* TASK
Can you output the rows starting at the line containing "meta-separator: · — [245, 153, 251, 172]" and ending at the line containing "like-button[interactable] — [540, 146, 564, 168]", reproducing each one exactly?

[Box annotation data]
━━━━━━━━━━
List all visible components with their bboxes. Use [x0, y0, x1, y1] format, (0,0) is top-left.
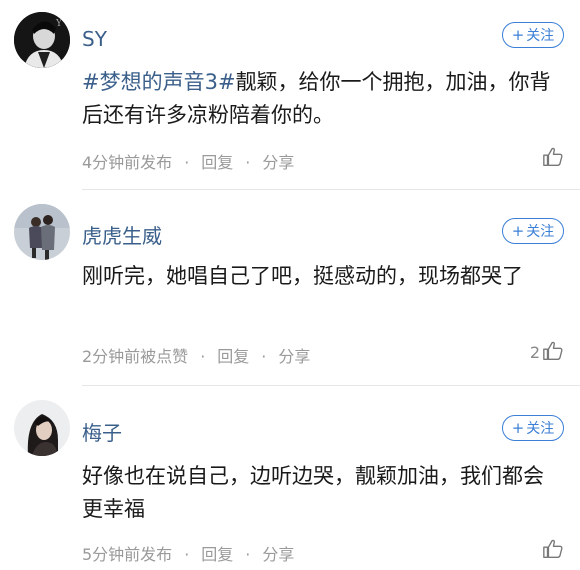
meta-separator: · — [245, 153, 251, 172]
comment-meta: 5分钟前发布 · 回复 · 分享 — [82, 541, 294, 565]
plus-icon: + — [511, 419, 525, 437]
avatar[interactable]: Y — [14, 12, 70, 68]
like-button[interactable]: 2 — [530, 340, 564, 362]
follow-button[interactable]: + 关注 — [502, 415, 564, 441]
meta-separator: · — [245, 545, 251, 564]
like-button[interactable] — [540, 146, 564, 168]
comment-item: 虎虎生威 + 关注 刚听完，她唱自己了吧，挺感动的，现场都哭了 2分钟前被点赞 ·… — [0, 190, 580, 386]
reply-button[interactable]: 回复 — [217, 347, 249, 366]
username[interactable]: 虎虎生威 — [82, 220, 162, 249]
meta-separator: · — [184, 545, 190, 564]
plus-icon: + — [511, 222, 525, 240]
avatar-image: Y — [14, 12, 70, 68]
avatar[interactable] — [14, 400, 70, 456]
comment-meta: 2分钟前被点赞 · 回复 · 分享 — [82, 343, 310, 367]
comment-text: 好像也在说自己，边听边哭，靓颖加油，我们都会更幸福 — [82, 460, 562, 526]
comment-time: 2分钟前被点赞 — [82, 347, 189, 366]
share-button[interactable]: 分享 — [278, 347, 310, 366]
plus-icon: + — [511, 26, 525, 44]
follow-button[interactable]: + 关注 — [502, 218, 564, 244]
like-count: 2 — [529, 343, 540, 362]
share-button[interactable]: 分享 — [262, 545, 294, 564]
comment-meta: 4分钟前发布 · 回复 · 分享 — [82, 149, 294, 173]
follow-button[interactable]: + 关注 — [502, 22, 564, 48]
meta-separator: · — [184, 153, 190, 172]
meta-separator: · — [200, 347, 206, 366]
comment-text: #梦想的声音3#靓颖，给你一个拥抱，加油，你背后还有许多凉粉陪着你的。 — [82, 66, 562, 132]
comment-item: 梅子 + 关注 好像也在说自己，边听边哭，靓颖加油，我们都会更幸福 5分钟前发布… — [0, 386, 580, 570]
avatar-image — [14, 204, 70, 260]
comment-body: 好像也在说自己，边听边哭，靓颖加油，我们都会更幸福 — [82, 464, 544, 521]
comment-time: 5分钟前发布 — [82, 545, 173, 564]
hashtag-link[interactable]: #梦想的声音3# — [82, 70, 236, 94]
like-button[interactable] — [540, 538, 564, 560]
reply-button[interactable]: 回复 — [201, 545, 233, 564]
follow-label: 关注 — [526, 224, 555, 240]
share-button[interactable]: 分享 — [262, 153, 294, 172]
comment-item: Y SY + 关注 #梦想的声音3#靓颖，给你一个拥抱，加油，你背后还有许多凉粉… — [0, 0, 580, 190]
username[interactable]: 梅子 — [82, 417, 122, 446]
username[interactable]: SY — [82, 27, 107, 51]
thumbs-up-icon — [543, 147, 563, 166]
meta-separator: · — [261, 347, 267, 366]
comment-body: 刚听完，她唱自己了吧，挺感动的，现场都哭了 — [82, 264, 523, 288]
thumbs-up-icon — [543, 539, 563, 558]
comment-text: 刚听完，她唱自己了吧，挺感动的，现场都哭了 — [82, 260, 562, 293]
comment-time: 4分钟前发布 — [82, 153, 173, 172]
follow-label: 关注 — [526, 421, 555, 437]
svg-text:Y: Y — [55, 19, 63, 29]
follow-label: 关注 — [526, 28, 555, 44]
avatar[interactable] — [14, 204, 70, 260]
thumbs-up-icon — [543, 341, 563, 360]
avatar-image — [14, 400, 70, 456]
reply-button[interactable]: 回复 — [201, 153, 233, 172]
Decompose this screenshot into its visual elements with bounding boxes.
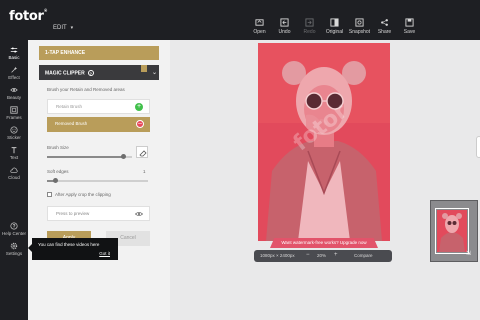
toolbar: Open Undo Redo Original Snapshot Share S… bbox=[247, 18, 422, 35]
rail-item-basic[interactable]: Basic bbox=[0, 46, 28, 60]
sliders-icon bbox=[10, 46, 18, 54]
slider-knob[interactable] bbox=[52, 178, 58, 183]
rail-item-sticker[interactable]: Sticker bbox=[0, 126, 28, 140]
image-dimensions: 1080px × 2400px bbox=[260, 253, 295, 258]
undo-button[interactable]: Undo bbox=[272, 18, 297, 35]
zoom-in-button[interactable]: + bbox=[334, 252, 338, 258]
plus-icon: + bbox=[135, 103, 143, 111]
save-icon bbox=[405, 18, 414, 27]
crop-checkbox[interactable] bbox=[47, 192, 52, 198]
zoom-level: 20% bbox=[317, 253, 327, 258]
soft-edges-value: 1 bbox=[143, 169, 146, 174]
preview-button[interactable]: Press to preview bbox=[47, 206, 150, 221]
rail-item-cloud[interactable]: Cloud bbox=[0, 166, 28, 180]
crop-option[interactable]: After Apply crop the clipping bbox=[47, 192, 111, 198]
one-tap-enhance-button[interactable]: 1-TAP ENHANCE bbox=[39, 46, 159, 60]
snapshot-icon bbox=[355, 18, 364, 27]
chevron-down-icon: ▾ bbox=[70, 25, 74, 31]
help-icon bbox=[10, 222, 18, 230]
redo-button[interactable]: Redo bbox=[297, 18, 322, 35]
rail-item-help-center[interactable]: Help Center bbox=[0, 222, 28, 236]
top-bar: fotor® EDIT ▾ Open Undo Redo Original Sna… bbox=[0, 0, 480, 40]
effect-icon bbox=[10, 66, 18, 74]
help-tooltip: You can find these videos here Got it bbox=[28, 238, 118, 260]
undo-icon bbox=[280, 18, 289, 27]
compare-button[interactable]: Compare bbox=[354, 253, 373, 258]
sticker-icon bbox=[10, 126, 18, 134]
removed-brush-button[interactable]: Removed Brush – bbox=[47, 117, 150, 132]
rail-item-settings[interactable]: Settings bbox=[0, 242, 28, 256]
soft-edges-slider[interactable] bbox=[47, 178, 148, 183]
viewport-frame[interactable] bbox=[435, 208, 469, 254]
chevron-down-icon: ⌄ bbox=[151, 70, 157, 76]
fotor-logo[interactable]: fotor® bbox=[9, 8, 48, 24]
brush-size-slider[interactable] bbox=[47, 154, 132, 159]
photo-canvas[interactable]: fotor bbox=[258, 43, 390, 241]
edit-menu[interactable]: EDIT ▾ bbox=[53, 25, 73, 31]
bookmark-icon bbox=[141, 65, 147, 72]
cloud-icon bbox=[10, 166, 18, 174]
settings-icon bbox=[10, 242, 18, 250]
text-icon bbox=[10, 146, 18, 154]
eraser-icon bbox=[139, 150, 147, 157]
share-button[interactable]: Share bbox=[372, 18, 397, 35]
eye-icon bbox=[10, 86, 18, 94]
collapse-icon[interactable]: ⇲ bbox=[466, 250, 474, 258]
rail-item-text[interactable]: Text bbox=[0, 146, 28, 160]
open-icon bbox=[255, 18, 264, 27]
portrait-image bbox=[258, 43, 390, 241]
brush-hint: Brush your Retain and Removed areas bbox=[47, 87, 125, 92]
save-button[interactable]: Save bbox=[397, 18, 422, 35]
left-rail: Basic Effect Beauty Frames Sticker Text … bbox=[0, 40, 28, 320]
brush-size-label: Brush Size bbox=[47, 145, 69, 150]
navigator-thumbnail[interactable]: ⇲ bbox=[430, 200, 478, 262]
redo-icon bbox=[305, 18, 314, 27]
retain-brush-button[interactable]: Retain Brush + bbox=[47, 99, 150, 114]
frame-icon bbox=[10, 106, 18, 114]
minus-icon: – bbox=[136, 120, 144, 128]
upgrade-banner[interactable]: Want watermark-free works? Upgrade now bbox=[270, 238, 378, 248]
slider-fill bbox=[47, 156, 124, 158]
snapshot-button[interactable]: Snapshot bbox=[347, 18, 372, 35]
help-icon[interactable]: ? bbox=[87, 70, 94, 76]
slider-knob[interactable] bbox=[121, 154, 126, 159]
zoom-out-button[interactable]: − bbox=[306, 252, 310, 258]
original-button[interactable]: Original bbox=[322, 18, 347, 35]
open-button[interactable]: Open bbox=[247, 18, 272, 35]
eraser-button[interactable] bbox=[136, 146, 148, 158]
rail-item-frames[interactable]: Frames bbox=[0, 106, 28, 120]
share-icon bbox=[380, 18, 389, 27]
side-panel-handle[interactable] bbox=[476, 136, 480, 158]
got-it-link[interactable]: Got it bbox=[99, 251, 110, 256]
eye-icon bbox=[135, 212, 143, 216]
rail-item-beauty[interactable]: Beauty bbox=[0, 86, 28, 100]
magic-clipper-header[interactable]: MAGIC CLIPPER? ⌄ bbox=[39, 65, 159, 80]
original-icon bbox=[330, 18, 339, 27]
zoom-bar: 1080px × 2400px − 20% + Compare bbox=[254, 250, 392, 262]
rail-item-effect[interactable]: Effect bbox=[0, 66, 28, 80]
soft-edges-label: Soft edges bbox=[47, 169, 69, 174]
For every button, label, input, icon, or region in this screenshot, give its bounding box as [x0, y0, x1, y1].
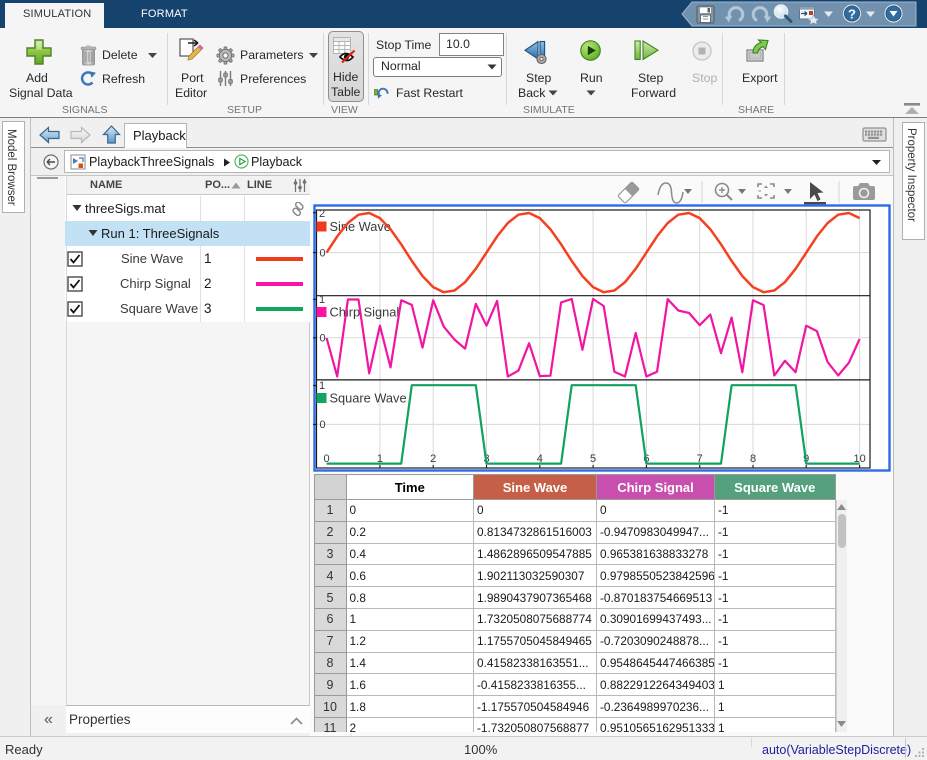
━━━━━━━━━━
* THE RESULT
meta-separator: · — [245, 153, 251, 172]
comment-meta: 5分钟前发布 · 回复 · 分享 — [82, 541, 294, 565]
plus-icon: + — [511, 419, 525, 437]
avatar[interactable]: Y — [14, 12, 70, 68]
like-button[interactable]: 2 — [530, 340, 564, 362]
follow-button[interactable]: + 关注 — [502, 415, 564, 441]
meta-separator: · — [245, 545, 251, 564]
like-button[interactable] — [540, 146, 564, 168]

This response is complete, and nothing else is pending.